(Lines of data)

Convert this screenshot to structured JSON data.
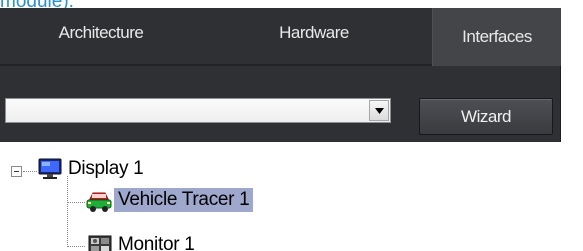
{
  "top_link_fragment": "module).",
  "tabs": [
    {
      "label": "Architecture"
    },
    {
      "label": "Hardware"
    },
    {
      "label": "Interfaces",
      "active": true
    }
  ],
  "combo": {
    "value": ""
  },
  "wizard_label": "Wizard",
  "tree": {
    "root": {
      "label": "Display 1",
      "icon": "display-icon",
      "expanded": true
    },
    "children": [
      {
        "label": "Vehicle Tracer 1",
        "icon": "vehicle-icon",
        "selected": true
      },
      {
        "label": "Monitor 1",
        "icon": "monitor-icon"
      }
    ]
  },
  "colors": {
    "panel": "#2f3033",
    "active_tab": "#434549",
    "selection": "#9ea7cc",
    "link": "#2a8fd0"
  }
}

— Written task —
Above are several records. Count the lines among them that contain "true" and give only the total.

— Complete answer —
3